▸ Task goal
Could you output each line of the data that follows exactly?

▸ Available data
------------------------------
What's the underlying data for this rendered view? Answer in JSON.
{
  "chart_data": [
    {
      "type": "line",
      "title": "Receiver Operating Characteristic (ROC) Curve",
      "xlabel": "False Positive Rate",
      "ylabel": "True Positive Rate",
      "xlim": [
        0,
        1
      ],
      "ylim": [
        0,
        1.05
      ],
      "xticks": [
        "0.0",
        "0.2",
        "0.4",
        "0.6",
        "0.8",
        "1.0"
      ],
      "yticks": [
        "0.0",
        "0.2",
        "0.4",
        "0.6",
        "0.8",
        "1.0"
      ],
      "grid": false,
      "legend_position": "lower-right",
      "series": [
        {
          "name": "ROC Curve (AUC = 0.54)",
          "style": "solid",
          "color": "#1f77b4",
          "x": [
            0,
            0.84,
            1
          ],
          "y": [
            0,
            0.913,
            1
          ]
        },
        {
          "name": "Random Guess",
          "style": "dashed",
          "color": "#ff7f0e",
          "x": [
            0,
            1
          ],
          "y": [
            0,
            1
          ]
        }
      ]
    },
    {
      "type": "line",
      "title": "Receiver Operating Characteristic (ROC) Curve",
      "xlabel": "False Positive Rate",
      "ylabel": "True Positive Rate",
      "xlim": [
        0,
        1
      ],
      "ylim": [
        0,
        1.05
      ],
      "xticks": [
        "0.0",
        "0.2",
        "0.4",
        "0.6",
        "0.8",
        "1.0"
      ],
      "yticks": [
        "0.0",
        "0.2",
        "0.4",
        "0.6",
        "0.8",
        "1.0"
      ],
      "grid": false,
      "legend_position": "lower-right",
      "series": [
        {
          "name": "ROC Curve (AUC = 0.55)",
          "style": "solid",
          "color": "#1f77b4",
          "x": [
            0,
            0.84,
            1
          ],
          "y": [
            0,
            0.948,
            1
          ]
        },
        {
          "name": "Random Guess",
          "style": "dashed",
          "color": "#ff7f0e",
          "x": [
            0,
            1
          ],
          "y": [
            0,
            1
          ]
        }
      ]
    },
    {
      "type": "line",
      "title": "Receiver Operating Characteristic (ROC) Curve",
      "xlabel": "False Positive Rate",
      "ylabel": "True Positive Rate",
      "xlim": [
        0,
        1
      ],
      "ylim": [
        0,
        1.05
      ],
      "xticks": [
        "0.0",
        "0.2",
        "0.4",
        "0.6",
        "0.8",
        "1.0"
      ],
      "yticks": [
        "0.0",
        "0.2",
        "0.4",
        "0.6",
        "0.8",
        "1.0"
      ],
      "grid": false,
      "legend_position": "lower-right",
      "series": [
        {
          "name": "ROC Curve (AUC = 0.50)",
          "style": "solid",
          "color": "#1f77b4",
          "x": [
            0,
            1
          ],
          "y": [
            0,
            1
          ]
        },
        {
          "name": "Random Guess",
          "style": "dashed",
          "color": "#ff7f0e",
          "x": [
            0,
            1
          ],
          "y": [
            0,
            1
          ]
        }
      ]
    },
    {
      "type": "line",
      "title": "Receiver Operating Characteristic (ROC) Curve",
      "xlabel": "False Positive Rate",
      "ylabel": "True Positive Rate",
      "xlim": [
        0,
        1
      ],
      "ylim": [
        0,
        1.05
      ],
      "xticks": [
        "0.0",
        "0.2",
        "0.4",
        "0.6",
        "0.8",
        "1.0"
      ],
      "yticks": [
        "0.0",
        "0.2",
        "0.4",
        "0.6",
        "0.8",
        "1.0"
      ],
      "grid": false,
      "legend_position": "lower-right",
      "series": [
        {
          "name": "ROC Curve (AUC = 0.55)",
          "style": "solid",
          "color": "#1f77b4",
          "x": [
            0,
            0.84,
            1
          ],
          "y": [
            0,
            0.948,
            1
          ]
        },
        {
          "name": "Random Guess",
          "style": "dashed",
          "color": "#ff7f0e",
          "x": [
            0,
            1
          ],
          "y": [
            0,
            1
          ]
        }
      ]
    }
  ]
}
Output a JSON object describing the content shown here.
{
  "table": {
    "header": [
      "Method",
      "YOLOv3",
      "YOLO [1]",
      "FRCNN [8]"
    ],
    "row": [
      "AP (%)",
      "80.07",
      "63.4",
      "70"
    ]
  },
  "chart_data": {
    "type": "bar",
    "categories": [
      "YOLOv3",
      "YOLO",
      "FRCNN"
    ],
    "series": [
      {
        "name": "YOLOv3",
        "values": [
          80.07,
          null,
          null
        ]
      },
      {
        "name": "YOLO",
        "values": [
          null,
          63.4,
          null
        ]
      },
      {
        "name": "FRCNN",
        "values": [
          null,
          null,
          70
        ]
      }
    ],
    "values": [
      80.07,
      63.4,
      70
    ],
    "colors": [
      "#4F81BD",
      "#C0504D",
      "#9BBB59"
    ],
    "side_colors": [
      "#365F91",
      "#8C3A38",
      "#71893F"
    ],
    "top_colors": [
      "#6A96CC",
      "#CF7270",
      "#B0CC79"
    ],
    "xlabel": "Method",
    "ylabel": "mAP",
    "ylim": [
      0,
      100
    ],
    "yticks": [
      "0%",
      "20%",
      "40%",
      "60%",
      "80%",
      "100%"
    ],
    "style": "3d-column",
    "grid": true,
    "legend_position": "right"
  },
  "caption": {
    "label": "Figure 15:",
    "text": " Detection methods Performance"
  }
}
------------------------------
▸ Full answer
What's the underlying data for this rendered view? Answer in JSON.
{
  "chart_data": [
    {
      "type": "line",
      "title": "Receiver Operating Characteristic (ROC) Curve",
      "xlabel": "False Positive Rate",
      "ylabel": "True Positive Rate",
      "xlim": [
        0,
        1
      ],
      "ylim": [
        0,
        1.05
      ],
      "xticks": [
        "0.0",
        "0.2",
        "0.4",
        "0.6",
        "0.8",
        "1.0"
      ],
      "yticks": [
        "0.0",
        "0.2",
        "0.4",
        "0.6",
        "0.8",
        "1.0"
      ],
      "grid": false,
      "legend_position": "lower-right",
      "series": [
        {
          "name": "ROC Curve (AUC = 0.54)",
          "style": "solid",
          "color": "#1f77b4",
          "x": [
            0,
            0.84,
            1
          ],
          "y": [
            0,
            0.913,
            1
          ]
        },
        {
          "name": "Random Guess",
          "style": "dashed",
          "color": "#ff7f0e",
          "x": [
            0,
            1
          ],
          "y": [
            0,
            1
          ]
        }
      ]
    },
    {
      "type": "line",
      "title": "Receiver Operating Characteristic (ROC) Curve",
      "xlabel": "False Positive Rate",
      "ylabel": "True Positive Rate",
      "xlim": [
        0,
        1
      ],
      "ylim": [
        0,
        1.05
      ],
      "xticks": [
        "0.0",
        "0.2",
        "0.4",
        "0.6",
        "0.8",
        "1.0"
      ],
      "yticks": [
        "0.0",
        "0.2",
        "0.4",
        "0.6",
        "0.8",
        "1.0"
      ],
      "grid": false,
      "legend_position": "lower-right",
      "series": [
        {
          "name": "ROC Curve (AUC = 0.55)",
          "style": "solid",
          "color": "#1f77b4",
          "x": [
            0,
            0.84,
            1
          ],
          "y": [
            0,
            0.948,
            1
          ]
        },
        {
          "name": "Random Guess",
          "style": "dashed",
          "color": "#ff7f0e",
          "x": [
            0,
            1
          ],
          "y": [
            0,
            1
          ]
        }
      ]
    },
    {
      "type": "line",
      "title": "Receiver Operating Characteristic (ROC) Curve",
      "xlabel": "False Positive Rate",
      "ylabel": "True Positive Rate",
      "xlim": [
        0,
        1
      ],
      "ylim": [
        0,
        1.05
      ],
      "xticks": [
        "0.0",
        "0.2",
        "0.4",
        "0.6",
        "0.8",
        "1.0"
      ],
      "yticks": [
        "0.0",
        "0.2",
        "0.4",
        "0.6",
        "0.8",
        "1.0"
      ],
      "grid": false,
      "legend_position": "lower-right",
      "series": [
        {
          "name": "ROC Curve (AUC = 0.50)",
          "style": "solid",
          "color": "#1f77b4",
          "x": [
            0,
            1
          ],
          "y": [
            0,
            1
          ]
        },
        {
          "name": "Random Guess",
          "style": "dashed",
          "color": "#ff7f0e",
          "x": [
            0,
            1
          ],
          "y": [
            0,
            1
          ]
        }
      ]
    },
    {
      "type": "line",
      "title": "Receiver Operating Characteristic (ROC) Curve",
      "xlabel": "False Positive Rate",
      "ylabel": "True Positive Rate",
      "xlim": [
        0,
        1
      ],
      "ylim": [
        0,
        1.05
      ],
      "xticks": [
        "0.0",
        "0.2",
        "0.4",
        "0.6",
        "0.8",
        "1.0"
      ],
      "yticks": [
        "0.0",
        "0.2",
        "0.4",
        "0.6",
        "0.8",
        "1.0"
      ],
      "grid": false,
      "legend_position": "lower-right",
      "series": [
        {
          "name": "ROC Curve (AUC = 0.55)",
          "style": "solid",
          "color": "#1f77b4",
          "x": [
            0,
            0.84,
            1
          ],
          "y": [
            0,
            0.948,
            1
          ]
        },
        {
          "name": "Random Guess",
          "style": "dashed",
          "color": "#ff7f0e",
          "x": [
            0,
            1
          ],
          "y": [
            0,
            1
          ]
        }
      ]
    }
  ]
}
Output a JSON object describing the content shown here.
{
  "table": {
    "header": [
      "Method",
      "YOLOv3",
      "YOLO [1]",
      "FRCNN [8]"
    ],
    "row": [
      "AP (%)",
      "80.07",
      "63.4",
      "70"
    ]
  },
  "chart_data": {
    "type": "bar",
    "categories": [
      "YOLOv3",
      "YOLO",
      "FRCNN"
    ],
    "series": [
      {
        "name": "YOLOv3",
        "values": [
          80.07,
          null,
          null
        ]
      },
      {
        "name": "YOLO",
        "values": [
          null,
          63.4,
          null
        ]
      },
      {
        "name": "FRCNN",
        "values": [
          null,
          null,
          70
        ]
      }
    ],
    "values": [
      80.07,
      63.4,
      70
    ],
    "colors": [
      "#4F81BD",
      "#C0504D",
      "#9BBB59"
    ],
    "side_colors": [
      "#365F91",
      "#8C3A38",
      "#71893F"
    ],
    "top_colors": [
      "#6A96CC",
      "#CF7270",
      "#B0CC79"
    ],
    "xlabel": "Method",
    "ylabel": "mAP",
    "ylim": [
      0,
      100
    ],
    "yticks": [
      "0%",
      "20%",
      "40%",
      "60%",
      "80%",
      "100%"
    ],
    "style": "3d-column",
    "grid": true,
    "legend_position": "right"
  },
  "caption": {
    "label": "Figure 15:",
    "text": " Detection methods Performance"
  }
}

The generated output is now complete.